**What needs to be done**
Write the data out again in full, with no departure from the original.

**Supplied data**

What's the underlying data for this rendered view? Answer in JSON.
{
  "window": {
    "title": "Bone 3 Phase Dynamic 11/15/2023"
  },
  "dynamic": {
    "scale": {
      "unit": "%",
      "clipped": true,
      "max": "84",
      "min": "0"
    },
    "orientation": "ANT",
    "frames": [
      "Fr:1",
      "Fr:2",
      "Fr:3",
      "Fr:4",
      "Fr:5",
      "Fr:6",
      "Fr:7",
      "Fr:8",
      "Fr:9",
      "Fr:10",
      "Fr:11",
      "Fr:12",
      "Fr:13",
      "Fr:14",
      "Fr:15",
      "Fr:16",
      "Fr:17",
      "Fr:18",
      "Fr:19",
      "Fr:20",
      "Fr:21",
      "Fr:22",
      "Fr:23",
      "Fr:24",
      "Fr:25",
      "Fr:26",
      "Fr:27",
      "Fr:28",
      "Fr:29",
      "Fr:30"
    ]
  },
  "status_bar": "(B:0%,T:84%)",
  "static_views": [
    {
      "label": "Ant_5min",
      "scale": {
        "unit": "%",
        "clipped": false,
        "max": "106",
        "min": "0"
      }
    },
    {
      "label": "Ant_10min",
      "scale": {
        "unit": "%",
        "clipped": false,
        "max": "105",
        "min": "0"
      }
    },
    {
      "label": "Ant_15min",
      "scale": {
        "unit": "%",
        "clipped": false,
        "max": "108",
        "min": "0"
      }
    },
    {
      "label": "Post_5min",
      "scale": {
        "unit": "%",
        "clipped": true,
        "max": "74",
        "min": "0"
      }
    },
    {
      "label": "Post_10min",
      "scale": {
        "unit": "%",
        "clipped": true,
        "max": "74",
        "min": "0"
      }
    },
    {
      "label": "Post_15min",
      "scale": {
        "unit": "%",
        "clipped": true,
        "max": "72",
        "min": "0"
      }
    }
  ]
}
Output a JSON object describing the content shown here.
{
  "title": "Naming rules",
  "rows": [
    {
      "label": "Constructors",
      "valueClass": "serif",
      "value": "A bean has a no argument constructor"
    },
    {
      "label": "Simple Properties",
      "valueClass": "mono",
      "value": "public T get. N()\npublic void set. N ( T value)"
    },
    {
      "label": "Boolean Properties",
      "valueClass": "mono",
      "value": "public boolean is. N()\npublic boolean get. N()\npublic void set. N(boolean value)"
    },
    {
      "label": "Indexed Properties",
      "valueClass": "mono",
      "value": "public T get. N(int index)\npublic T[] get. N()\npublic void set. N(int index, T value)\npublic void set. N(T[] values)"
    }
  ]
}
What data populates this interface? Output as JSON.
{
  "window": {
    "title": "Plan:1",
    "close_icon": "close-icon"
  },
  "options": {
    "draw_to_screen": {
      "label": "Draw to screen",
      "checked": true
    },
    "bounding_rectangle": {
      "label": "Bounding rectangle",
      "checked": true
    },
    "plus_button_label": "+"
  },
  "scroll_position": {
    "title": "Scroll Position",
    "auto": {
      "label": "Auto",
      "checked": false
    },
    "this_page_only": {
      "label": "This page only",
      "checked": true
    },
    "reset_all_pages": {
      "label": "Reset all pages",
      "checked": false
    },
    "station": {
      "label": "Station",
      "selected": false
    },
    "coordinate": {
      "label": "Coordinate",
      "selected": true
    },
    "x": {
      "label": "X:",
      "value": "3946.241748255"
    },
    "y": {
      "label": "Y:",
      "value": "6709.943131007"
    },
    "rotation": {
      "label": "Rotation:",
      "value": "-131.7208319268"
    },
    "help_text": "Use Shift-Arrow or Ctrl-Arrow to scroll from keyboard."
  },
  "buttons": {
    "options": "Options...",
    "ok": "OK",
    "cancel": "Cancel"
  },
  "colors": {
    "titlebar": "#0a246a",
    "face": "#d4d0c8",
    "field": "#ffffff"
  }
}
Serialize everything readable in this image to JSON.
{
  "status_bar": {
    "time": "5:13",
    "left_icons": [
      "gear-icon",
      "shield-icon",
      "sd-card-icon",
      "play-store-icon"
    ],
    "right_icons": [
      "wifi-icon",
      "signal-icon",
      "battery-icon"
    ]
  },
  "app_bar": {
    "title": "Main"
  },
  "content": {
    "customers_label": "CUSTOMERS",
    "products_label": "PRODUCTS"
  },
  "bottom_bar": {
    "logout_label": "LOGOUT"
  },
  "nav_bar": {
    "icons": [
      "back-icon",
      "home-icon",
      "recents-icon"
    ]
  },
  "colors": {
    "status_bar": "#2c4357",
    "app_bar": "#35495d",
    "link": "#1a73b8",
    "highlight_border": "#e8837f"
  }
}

**Result for this task**
What's the underlying data for this rendered view? Answer in JSON.
{
  "window": {
    "title": "Bone 3 Phase Dynamic 11/15/2023"
  },
  "dynamic": {
    "scale": {
      "unit": "%",
      "clipped": true,
      "max": "84",
      "min": "0"
    },
    "orientation": "ANT",
    "frames": [
      "Fr:1",
      "Fr:2",
      "Fr:3",
      "Fr:4",
      "Fr:5",
      "Fr:6",
      "Fr:7",
      "Fr:8",
      "Fr:9",
      "Fr:10",
      "Fr:11",
      "Fr:12",
      "Fr:13",
      "Fr:14",
      "Fr:15",
      "Fr:16",
      "Fr:17",
      "Fr:18",
      "Fr:19",
      "Fr:20",
      "Fr:21",
      "Fr:22",
      "Fr:23",
      "Fr:24",
      "Fr:25",
      "Fr:26",
      "Fr:27",
      "Fr:28",
      "Fr:29",
      "Fr:30"
    ]
  },
  "status_bar": "(B:0%,T:84%)",
  "static_views": [
    {
      "label": "Ant_5min",
      "scale": {
        "unit": "%",
        "clipped": false,
        "max": "106",
        "min": "0"
      }
    },
    {
      "label": "Ant_10min",
      "scale": {
        "unit": "%",
        "clipped": false,
        "max": "105",
        "min": "0"
      }
    },
    {
      "label": "Ant_15min",
      "scale": {
        "unit": "%",
        "clipped": false,
        "max": "108",
        "min": "0"
      }
    },
    {
      "label": "Post_5min",
      "scale": {
        "unit": "%",
        "clipped": true,
        "max": "74",
        "min": "0"
      }
    },
    {
      "label": "Post_10min",
      "scale": {
        "unit": "%",
        "clipped": true,
        "max": "74",
        "min": "0"
      }
    },
    {
      "label": "Post_15min",
      "scale": {
        "unit": "%",
        "clipped": true,
        "max": "72",
        "min": "0"
      }
    }
  ]
}
Output a JSON object describing the content shown here.
{
  "title": "Naming rules",
  "rows": [
    {
      "label": "Constructors",
      "valueClass": "serif",
      "value": "A bean has a no argument constructor"
    },
    {
      "label": "Simple Properties",
      "valueClass": "mono",
      "value": "public T get. N()\npublic void set. N ( T value)"
    },
    {
      "label": "Boolean Properties",
      "valueClass": "mono",
      "value": "public boolean is. N()\npublic boolean get. N()\npublic void set. N(boolean value)"
    },
    {
      "label": "Indexed Properties",
      "valueClass": "mono",
      "value": "public T get. N(int index)\npublic T[] get. N()\npublic void set. N(int index, T value)\npublic void set. N(T[] values)"
    }
  ]
}
What data populates this interface? Output as JSON.
{
  "window": {
    "title": "Plan:1",
    "close_icon": "close-icon"
  },
  "options": {
    "draw_to_screen": {
      "label": "Draw to screen",
      "checked": true
    },
    "bounding_rectangle": {
      "label": "Bounding rectangle",
      "checked": true
    },
    "plus_button_label": "+"
  },
  "scroll_position": {
    "title": "Scroll Position",
    "auto": {
      "label": "Auto",
      "checked": false
    },
    "this_page_only": {
      "label": "This page only",
      "checked": true
    },
    "reset_all_pages": {
      "label": "Reset all pages",
      "checked": false
    },
    "station": {
      "label": "Station",
      "selected": false
    },
    "coordinate": {
      "label": "Coordinate",
      "selected": true
    },
    "x": {
      "label": "X:",
      "value": "3946.241748255"
    },
    "y": {
      "label": "Y:",
      "value": "6709.943131007"
    },
    "rotation": {
      "label": "Rotation:",
      "value": "-131.7208319268"
    },
    "help_text": "Use Shift-Arrow or Ctrl-Arrow to scroll from keyboard."
  },
  "buttons": {
    "options": "Options...",
    "ok": "OK",
    "cancel": "Cancel"
  },
  "colors": {
    "titlebar": "#0a246a",
    "face": "#d4d0c8",
    "field": "#ffffff"
  }
}
Serialize everything readable in this image to JSON.
{
  "status_bar": {
    "time": "5:13",
    "left_icons": [
      "gear-icon",
      "shield-icon",
      "sd-card-icon",
      "play-store-icon"
    ],
    "right_icons": [
      "wifi-icon",
      "signal-icon",
      "battery-icon"
    ]
  },
  "app_bar": {
    "title": "Main"
  },
  "content": {
    "customers_label": "CUSTOMERS",
    "products_label": "PRODUCTS"
  },
  "bottom_bar": {
    "logout_label": "LOGOUT"
  },
  "nav_bar": {
    "icons": [
      "back-icon",
      "home-icon",
      "recents-icon"
    ]
  },
  "colors": {
    "status_bar": "#2c4357",
    "app_bar": "#35495d",
    "link": "#1a73b8",
    "highlight_border": "#e8837f"
  }
}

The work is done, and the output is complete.